WRITTEN PROBLEM ->
Please give all the items below again, replacing "series-line" with "data-line" and leaving everything else unchanged.

INPUT ->
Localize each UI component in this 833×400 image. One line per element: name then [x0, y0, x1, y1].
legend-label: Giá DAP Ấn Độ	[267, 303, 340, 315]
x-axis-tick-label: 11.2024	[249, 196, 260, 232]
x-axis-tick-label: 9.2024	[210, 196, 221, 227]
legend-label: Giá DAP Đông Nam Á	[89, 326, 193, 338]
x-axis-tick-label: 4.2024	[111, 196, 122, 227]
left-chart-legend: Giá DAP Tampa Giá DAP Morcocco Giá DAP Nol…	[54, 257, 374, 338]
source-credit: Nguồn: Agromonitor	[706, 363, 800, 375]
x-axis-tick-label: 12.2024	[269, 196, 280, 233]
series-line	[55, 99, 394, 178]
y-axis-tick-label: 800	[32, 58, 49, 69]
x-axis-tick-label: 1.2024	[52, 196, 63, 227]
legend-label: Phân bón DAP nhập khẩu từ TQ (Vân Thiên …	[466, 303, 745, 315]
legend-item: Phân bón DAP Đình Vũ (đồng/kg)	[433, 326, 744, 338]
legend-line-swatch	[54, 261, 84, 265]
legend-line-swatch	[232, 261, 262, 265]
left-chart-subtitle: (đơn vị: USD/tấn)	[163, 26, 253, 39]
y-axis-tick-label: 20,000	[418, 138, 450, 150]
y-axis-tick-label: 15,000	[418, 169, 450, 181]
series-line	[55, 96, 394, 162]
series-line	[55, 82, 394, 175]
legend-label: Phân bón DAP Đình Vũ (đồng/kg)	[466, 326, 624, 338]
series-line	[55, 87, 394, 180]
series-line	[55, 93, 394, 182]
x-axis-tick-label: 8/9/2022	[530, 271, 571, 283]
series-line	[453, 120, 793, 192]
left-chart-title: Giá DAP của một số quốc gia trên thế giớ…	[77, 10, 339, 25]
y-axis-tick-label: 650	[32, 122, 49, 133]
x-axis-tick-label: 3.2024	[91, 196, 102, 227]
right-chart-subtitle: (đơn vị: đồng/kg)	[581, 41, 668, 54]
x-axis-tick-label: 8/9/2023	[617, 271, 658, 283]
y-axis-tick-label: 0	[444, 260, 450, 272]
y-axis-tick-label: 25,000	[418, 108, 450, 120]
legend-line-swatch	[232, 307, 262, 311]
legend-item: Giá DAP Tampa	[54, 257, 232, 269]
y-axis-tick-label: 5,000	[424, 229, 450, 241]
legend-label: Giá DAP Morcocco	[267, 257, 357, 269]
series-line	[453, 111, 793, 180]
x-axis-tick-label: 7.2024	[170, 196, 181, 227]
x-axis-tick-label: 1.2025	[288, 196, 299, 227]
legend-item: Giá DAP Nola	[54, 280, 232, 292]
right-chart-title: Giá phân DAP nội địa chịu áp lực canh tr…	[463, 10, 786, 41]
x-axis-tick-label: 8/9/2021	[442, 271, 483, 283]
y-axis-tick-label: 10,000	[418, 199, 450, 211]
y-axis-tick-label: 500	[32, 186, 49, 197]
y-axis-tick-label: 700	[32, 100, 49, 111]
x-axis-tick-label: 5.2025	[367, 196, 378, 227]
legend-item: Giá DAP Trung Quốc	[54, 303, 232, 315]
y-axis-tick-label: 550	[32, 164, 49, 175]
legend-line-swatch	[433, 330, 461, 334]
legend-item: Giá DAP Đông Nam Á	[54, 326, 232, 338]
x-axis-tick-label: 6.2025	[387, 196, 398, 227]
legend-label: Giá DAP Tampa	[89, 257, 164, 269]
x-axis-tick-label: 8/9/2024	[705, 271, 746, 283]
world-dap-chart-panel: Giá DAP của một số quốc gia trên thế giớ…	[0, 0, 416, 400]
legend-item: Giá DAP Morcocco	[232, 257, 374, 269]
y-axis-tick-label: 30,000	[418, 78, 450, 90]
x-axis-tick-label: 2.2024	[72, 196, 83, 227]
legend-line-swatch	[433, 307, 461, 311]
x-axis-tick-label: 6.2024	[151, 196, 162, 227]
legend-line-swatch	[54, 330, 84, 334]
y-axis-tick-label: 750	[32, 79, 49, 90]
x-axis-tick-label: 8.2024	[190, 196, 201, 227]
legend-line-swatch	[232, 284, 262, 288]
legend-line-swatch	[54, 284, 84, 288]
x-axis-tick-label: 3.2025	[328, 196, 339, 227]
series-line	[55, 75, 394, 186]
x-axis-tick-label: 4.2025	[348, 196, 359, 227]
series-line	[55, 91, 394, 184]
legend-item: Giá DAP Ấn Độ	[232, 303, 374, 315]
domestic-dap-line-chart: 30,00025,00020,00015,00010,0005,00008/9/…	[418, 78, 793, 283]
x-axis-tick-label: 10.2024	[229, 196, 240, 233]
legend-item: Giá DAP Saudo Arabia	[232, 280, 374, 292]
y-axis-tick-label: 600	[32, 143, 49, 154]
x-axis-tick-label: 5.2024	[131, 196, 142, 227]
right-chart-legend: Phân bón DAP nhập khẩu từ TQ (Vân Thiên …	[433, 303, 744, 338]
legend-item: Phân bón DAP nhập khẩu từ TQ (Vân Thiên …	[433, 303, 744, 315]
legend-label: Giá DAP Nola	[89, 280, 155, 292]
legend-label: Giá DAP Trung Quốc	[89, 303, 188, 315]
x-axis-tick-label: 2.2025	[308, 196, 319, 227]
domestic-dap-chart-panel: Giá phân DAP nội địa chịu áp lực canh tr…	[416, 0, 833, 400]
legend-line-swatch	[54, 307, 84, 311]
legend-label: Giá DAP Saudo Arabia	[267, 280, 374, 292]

ANSWER FOR THE TASK ->
Localize each UI component in this 833×400 image. One line per element: name then [x0, y0, x1, y1].
legend-label: Giá DAP Ấn Độ	[267, 303, 340, 315]
x-axis-tick-label: 11.2024	[249, 196, 260, 232]
x-axis-tick-label: 9.2024	[210, 196, 221, 227]
legend-label: Giá DAP Đông Nam Á	[89, 326, 193, 338]
x-axis-tick-label: 4.2024	[111, 196, 122, 227]
left-chart-legend: Giá DAP Tampa Giá DAP Morcocco Giá DAP Nol…	[54, 257, 374, 338]
source-credit: Nguồn: Agromonitor	[706, 363, 800, 375]
x-axis-tick-label: 12.2024	[269, 196, 280, 233]
data-line	[55, 99, 394, 178]
y-axis-tick-label: 800	[32, 58, 49, 69]
x-axis-tick-label: 1.2024	[52, 196, 63, 227]
legend-label: Phân bón DAP nhập khẩu từ TQ (Vân Thiên …	[466, 303, 745, 315]
legend-item: Phân bón DAP Đình Vũ (đồng/kg)	[433, 326, 744, 338]
legend-line-swatch	[54, 261, 84, 265]
legend-line-swatch	[232, 261, 262, 265]
left-chart-subtitle: (đơn vị: USD/tấn)	[163, 26, 253, 39]
y-axis-tick-label: 20,000	[418, 138, 450, 150]
y-axis-tick-label: 15,000	[418, 169, 450, 181]
data-line	[55, 96, 394, 162]
data-line	[55, 82, 394, 175]
legend-label: Phân bón DAP Đình Vũ (đồng/kg)	[466, 326, 624, 338]
data-line	[55, 87, 394, 180]
data-line	[55, 93, 394, 182]
x-axis-tick-label: 8/9/2022	[530, 271, 571, 283]
data-line	[453, 120, 793, 192]
left-chart-title: Giá DAP của một số quốc gia trên thế giớ…	[77, 10, 339, 25]
y-axis-tick-label: 650	[32, 122, 49, 133]
x-axis-tick-label: 3.2024	[91, 196, 102, 227]
right-chart-subtitle: (đơn vị: đồng/kg)	[581, 41, 668, 54]
x-axis-tick-label: 8/9/2023	[617, 271, 658, 283]
y-axis-tick-label: 0	[444, 260, 450, 272]
y-axis-tick-label: 25,000	[418, 108, 450, 120]
legend-line-swatch	[232, 307, 262, 311]
legend-item: Giá DAP Tampa	[54, 257, 232, 269]
y-axis-tick-label: 5,000	[424, 229, 450, 241]
legend-label: Giá DAP Morcocco	[267, 257, 357, 269]
data-line	[453, 111, 793, 180]
x-axis-tick-label: 7.2024	[170, 196, 181, 227]
x-axis-tick-label: 1.2025	[288, 196, 299, 227]
legend-item: Giá DAP Nola	[54, 280, 232, 292]
right-chart-title: Giá phân DAP nội địa chịu áp lực canh tr…	[463, 10, 786, 41]
x-axis-tick-label: 8/9/2021	[442, 271, 483, 283]
y-axis-tick-label: 10,000	[418, 199, 450, 211]
y-axis-tick-label: 500	[32, 186, 49, 197]
y-axis-tick-label: 700	[32, 100, 49, 111]
x-axis-tick-label: 5.2025	[367, 196, 378, 227]
legend-item: Giá DAP Trung Quốc	[54, 303, 232, 315]
y-axis-tick-label: 550	[32, 164, 49, 175]
legend-line-swatch	[433, 330, 461, 334]
legend-item: Giá DAP Đông Nam Á	[54, 326, 232, 338]
x-axis-tick-label: 6.2025	[387, 196, 398, 227]
legend-label: Giá DAP Tampa	[89, 257, 164, 269]
x-axis-tick-label: 8/9/2024	[705, 271, 746, 283]
world-dap-chart-panel: Giá DAP của một số quốc gia trên thế giớ…	[0, 0, 416, 400]
legend-item: Giá DAP Morcocco	[232, 257, 374, 269]
y-axis-tick-label: 30,000	[418, 78, 450, 90]
x-axis-tick-label: 2.2024	[72, 196, 83, 227]
legend-line-swatch	[433, 307, 461, 311]
x-axis-tick-label: 6.2024	[151, 196, 162, 227]
legend-line-swatch	[54, 330, 84, 334]
y-axis-tick-label: 750	[32, 79, 49, 90]
x-axis-tick-label: 8.2024	[190, 196, 201, 227]
legend-line-swatch	[232, 284, 262, 288]
legend-line-swatch	[54, 284, 84, 288]
x-axis-tick-label: 3.2025	[328, 196, 339, 227]
data-line	[55, 75, 394, 186]
x-axis-tick-label: 4.2025	[348, 196, 359, 227]
data-line	[55, 91, 394, 184]
legend-item: Giá DAP Ấn Độ	[232, 303, 374, 315]
domestic-dap-line-chart: 30,00025,00020,00015,00010,0005,00008/9/…	[418, 78, 793, 283]
x-axis-tick-label: 10.2024	[229, 196, 240, 233]
legend-item: Giá DAP Saudo Arabia	[232, 280, 374, 292]
y-axis-tick-label: 600	[32, 143, 49, 154]
x-axis-tick-label: 5.2024	[131, 196, 142, 227]
right-chart-legend: Phân bón DAP nhập khẩu từ TQ (Vân Thiên …	[433, 303, 744, 338]
legend-item: Phân bón DAP nhập khẩu từ TQ (Vân Thiên …	[433, 303, 744, 315]
legend-label: Giá DAP Nola	[89, 280, 155, 292]
legend-label: Giá DAP Trung Quốc	[89, 303, 188, 315]
x-axis-tick-label: 2.2025	[308, 196, 319, 227]
domestic-dap-chart-panel: Giá phân DAP nội địa chịu áp lực canh tr…	[416, 0, 833, 400]
legend-line-swatch	[54, 307, 84, 311]
legend-label: Giá DAP Saudo Arabia	[267, 280, 374, 292]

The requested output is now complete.